[Records from a data source]
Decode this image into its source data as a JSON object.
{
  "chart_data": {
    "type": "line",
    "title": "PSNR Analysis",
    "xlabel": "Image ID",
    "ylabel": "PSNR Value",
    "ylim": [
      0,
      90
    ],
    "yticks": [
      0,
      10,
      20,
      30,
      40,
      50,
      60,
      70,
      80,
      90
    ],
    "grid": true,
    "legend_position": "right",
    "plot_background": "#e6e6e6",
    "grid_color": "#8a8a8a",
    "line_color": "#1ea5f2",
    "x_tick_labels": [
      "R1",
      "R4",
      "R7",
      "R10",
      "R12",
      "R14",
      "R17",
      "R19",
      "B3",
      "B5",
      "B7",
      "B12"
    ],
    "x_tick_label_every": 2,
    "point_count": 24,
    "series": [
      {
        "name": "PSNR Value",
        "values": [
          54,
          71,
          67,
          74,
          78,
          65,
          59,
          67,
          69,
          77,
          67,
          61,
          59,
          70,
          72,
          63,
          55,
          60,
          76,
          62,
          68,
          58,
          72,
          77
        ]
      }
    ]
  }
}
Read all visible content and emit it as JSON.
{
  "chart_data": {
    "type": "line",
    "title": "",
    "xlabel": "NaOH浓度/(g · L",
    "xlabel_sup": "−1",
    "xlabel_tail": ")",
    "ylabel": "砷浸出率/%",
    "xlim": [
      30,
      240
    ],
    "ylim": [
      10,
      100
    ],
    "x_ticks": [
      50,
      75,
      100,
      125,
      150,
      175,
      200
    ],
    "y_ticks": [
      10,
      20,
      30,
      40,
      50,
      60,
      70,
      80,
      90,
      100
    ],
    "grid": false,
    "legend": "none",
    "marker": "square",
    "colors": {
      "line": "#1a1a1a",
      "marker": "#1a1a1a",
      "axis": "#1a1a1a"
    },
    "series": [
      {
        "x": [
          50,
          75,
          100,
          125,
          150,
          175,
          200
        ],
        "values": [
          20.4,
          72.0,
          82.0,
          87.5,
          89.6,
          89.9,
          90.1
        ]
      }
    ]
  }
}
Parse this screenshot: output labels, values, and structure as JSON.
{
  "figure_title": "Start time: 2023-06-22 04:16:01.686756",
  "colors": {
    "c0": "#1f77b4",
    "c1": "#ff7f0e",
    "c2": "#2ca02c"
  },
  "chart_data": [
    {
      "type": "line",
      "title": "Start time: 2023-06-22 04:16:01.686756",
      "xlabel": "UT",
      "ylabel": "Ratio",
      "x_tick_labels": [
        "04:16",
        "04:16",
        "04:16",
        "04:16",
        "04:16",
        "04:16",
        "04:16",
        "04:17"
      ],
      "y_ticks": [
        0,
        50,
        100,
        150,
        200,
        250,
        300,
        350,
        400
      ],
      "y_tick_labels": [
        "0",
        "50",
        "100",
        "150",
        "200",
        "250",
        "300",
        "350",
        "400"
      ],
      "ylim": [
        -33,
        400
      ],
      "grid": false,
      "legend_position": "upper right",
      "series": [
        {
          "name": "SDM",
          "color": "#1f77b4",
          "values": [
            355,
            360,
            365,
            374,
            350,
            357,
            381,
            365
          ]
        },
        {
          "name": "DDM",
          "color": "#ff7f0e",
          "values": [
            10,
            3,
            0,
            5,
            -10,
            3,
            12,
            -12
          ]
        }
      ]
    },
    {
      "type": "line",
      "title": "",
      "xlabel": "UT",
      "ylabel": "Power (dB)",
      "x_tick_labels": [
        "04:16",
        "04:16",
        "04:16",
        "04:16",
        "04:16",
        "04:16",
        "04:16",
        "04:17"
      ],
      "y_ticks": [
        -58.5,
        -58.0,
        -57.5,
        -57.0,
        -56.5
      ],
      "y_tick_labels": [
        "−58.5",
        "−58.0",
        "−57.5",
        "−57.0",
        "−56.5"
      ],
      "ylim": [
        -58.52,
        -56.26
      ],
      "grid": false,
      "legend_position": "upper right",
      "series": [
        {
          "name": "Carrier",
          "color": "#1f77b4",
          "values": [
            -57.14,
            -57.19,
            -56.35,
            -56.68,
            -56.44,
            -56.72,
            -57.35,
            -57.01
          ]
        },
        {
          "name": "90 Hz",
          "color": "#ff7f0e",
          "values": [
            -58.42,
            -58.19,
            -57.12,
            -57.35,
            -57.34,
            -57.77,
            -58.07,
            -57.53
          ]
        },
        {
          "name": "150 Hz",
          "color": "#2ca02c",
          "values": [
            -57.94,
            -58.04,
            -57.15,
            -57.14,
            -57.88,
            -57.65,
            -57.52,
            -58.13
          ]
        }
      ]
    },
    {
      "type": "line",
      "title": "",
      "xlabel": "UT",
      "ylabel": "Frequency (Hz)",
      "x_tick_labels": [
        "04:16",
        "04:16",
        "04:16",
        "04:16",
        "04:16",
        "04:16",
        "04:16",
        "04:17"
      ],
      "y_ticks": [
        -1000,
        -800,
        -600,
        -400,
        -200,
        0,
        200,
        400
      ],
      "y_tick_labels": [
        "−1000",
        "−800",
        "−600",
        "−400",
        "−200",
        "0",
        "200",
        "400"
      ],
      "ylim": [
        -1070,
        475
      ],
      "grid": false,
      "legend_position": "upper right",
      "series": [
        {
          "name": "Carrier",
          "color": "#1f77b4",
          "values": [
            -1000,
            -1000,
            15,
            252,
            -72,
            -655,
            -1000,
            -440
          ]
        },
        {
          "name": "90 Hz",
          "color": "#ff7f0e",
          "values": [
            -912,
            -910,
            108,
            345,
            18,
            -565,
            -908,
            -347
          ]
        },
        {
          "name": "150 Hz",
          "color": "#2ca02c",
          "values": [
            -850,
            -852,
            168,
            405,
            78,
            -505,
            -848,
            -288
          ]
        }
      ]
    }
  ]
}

Stated problem
Using the data above, output each line exactly.

Worked answer
Decode this image into its source data as a JSON object.
{
  "chart_data": {
    "type": "line",
    "title": "PSNR Analysis",
    "xlabel": "Image ID",
    "ylabel": "PSNR Value",
    "ylim": [
      0,
      90
    ],
    "yticks": [
      0,
      10,
      20,
      30,
      40,
      50,
      60,
      70,
      80,
      90
    ],
    "grid": true,
    "legend_position": "right",
    "plot_background": "#e6e6e6",
    "grid_color": "#8a8a8a",
    "line_color": "#1ea5f2",
    "x_tick_labels": [
      "R1",
      "R4",
      "R7",
      "R10",
      "R12",
      "R14",
      "R17",
      "R19",
      "B3",
      "B5",
      "B7",
      "B12"
    ],
    "x_tick_label_every": 2,
    "point_count": 24,
    "series": [
      {
        "name": "PSNR Value",
        "values": [
          54,
          71,
          67,
          74,
          78,
          65,
          59,
          67,
          69,
          77,
          67,
          61,
          59,
          70,
          72,
          63,
          55,
          60,
          76,
          62,
          68,
          58,
          72,
          77
        ]
      }
    ]
  }
}
Read all visible content and emit it as JSON.
{
  "chart_data": {
    "type": "line",
    "title": "",
    "xlabel": "NaOH浓度/(g · L",
    "xlabel_sup": "−1",
    "xlabel_tail": ")",
    "ylabel": "砷浸出率/%",
    "xlim": [
      30,
      240
    ],
    "ylim": [
      10,
      100
    ],
    "x_ticks": [
      50,
      75,
      100,
      125,
      150,
      175,
      200
    ],
    "y_ticks": [
      10,
      20,
      30,
      40,
      50,
      60,
      70,
      80,
      90,
      100
    ],
    "grid": false,
    "legend": "none",
    "marker": "square",
    "colors": {
      "line": "#1a1a1a",
      "marker": "#1a1a1a",
      "axis": "#1a1a1a"
    },
    "series": [
      {
        "x": [
          50,
          75,
          100,
          125,
          150,
          175,
          200
        ],
        "values": [
          20.4,
          72.0,
          82.0,
          87.5,
          89.6,
          89.9,
          90.1
        ]
      }
    ]
  }
}
Parse this screenshot: output labels, values, and structure as JSON.
{
  "figure_title": "Start time: 2023-06-22 04:16:01.686756",
  "colors": {
    "c0": "#1f77b4",
    "c1": "#ff7f0e",
    "c2": "#2ca02c"
  },
  "chart_data": [
    {
      "type": "line",
      "title": "Start time: 2023-06-22 04:16:01.686756",
      "xlabel": "UT",
      "ylabel": "Ratio",
      "x_tick_labels": [
        "04:16",
        "04:16",
        "04:16",
        "04:16",
        "04:16",
        "04:16",
        "04:16",
        "04:17"
      ],
      "y_ticks": [
        0,
        50,
        100,
        150,
        200,
        250,
        300,
        350,
        400
      ],
      "y_tick_labels": [
        "0",
        "50",
        "100",
        "150",
        "200",
        "250",
        "300",
        "350",
        "400"
      ],
      "ylim": [
        -33,
        400
      ],
      "grid": false,
      "legend_position": "upper right",
      "series": [
        {
          "name": "SDM",
          "color": "#1f77b4",
          "values": [
            355,
            360,
            365,
            374,
            350,
            357,
            381,
            365
          ]
        },
        {
          "name": "DDM",
          "color": "#ff7f0e",
          "values": [
            10,
            3,
            0,
            5,
            -10,
            3,
            12,
            -12
          ]
        }
      ]
    },
    {
      "type": "line",
      "title": "",
      "xlabel": "UT",
      "ylabel": "Power (dB)",
      "x_tick_labels": [
        "04:16",
        "04:16",
        "04:16",
        "04:16",
        "04:16",
        "04:16",
        "04:16",
        "04:17"
      ],
      "y_ticks": [
        -58.5,
        -58.0,
        -57.5,
        -57.0,
        -56.5
      ],
      "y_tick_labels": [
        "−58.5",
        "−58.0",
        "−57.5",
        "−57.0",
        "−56.5"
      ],
      "ylim": [
        -58.52,
        -56.26
      ],
      "grid": false,
      "legend_position": "upper right",
      "series": [
        {
          "name": "Carrier",
          "color": "#1f77b4",
          "values": [
            -57.14,
            -57.19,
            -56.35,
            -56.68,
            -56.44,
            -56.72,
            -57.35,
            -57.01
          ]
        },
        {
          "name": "90 Hz",
          "color": "#ff7f0e",
          "values": [
            -58.42,
            -58.19,
            -57.12,
            -57.35,
            -57.34,
            -57.77,
            -58.07,
            -57.53
          ]
        },
        {
          "name": "150 Hz",
          "color": "#2ca02c",
          "values": [
            -57.94,
            -58.04,
            -57.15,
            -57.14,
            -57.88,
            -57.65,
            -57.52,
            -58.13
          ]
        }
      ]
    },
    {
      "type": "line",
      "title": "",
      "xlabel": "UT",
      "ylabel": "Frequency (Hz)",
      "x_tick_labels": [
        "04:16",
        "04:16",
        "04:16",
        "04:16",
        "04:16",
        "04:16",
        "04:16",
        "04:17"
      ],
      "y_ticks": [
        -1000,
        -800,
        -600,
        -400,
        -200,
        0,
        200,
        400
      ],
      "y_tick_labels": [
        "−1000",
        "−800",
        "−600",
        "−400",
        "−200",
        "0",
        "200",
        "400"
      ],
      "ylim": [
        -1070,
        475
      ],
      "grid": false,
      "legend_position": "upper right",
      "series": [
        {
          "name": "Carrier",
          "color": "#1f77b4",
          "values": [
            -1000,
            -1000,
            15,
            252,
            -72,
            -655,
            -1000,
            -440
          ]
        },
        {
          "name": "90 Hz",
          "color": "#ff7f0e",
          "values": [
            -912,
            -910,
            108,
            345,
            18,
            -565,
            -908,
            -347
          ]
        },
        {
          "name": "150 Hz",
          "color": "#2ca02c",
          "values": [
            -850,
            -852,
            168,
            405,
            78,
            -505,
            -848,
            -288
          ]
        }
      ]
    }
  ]
}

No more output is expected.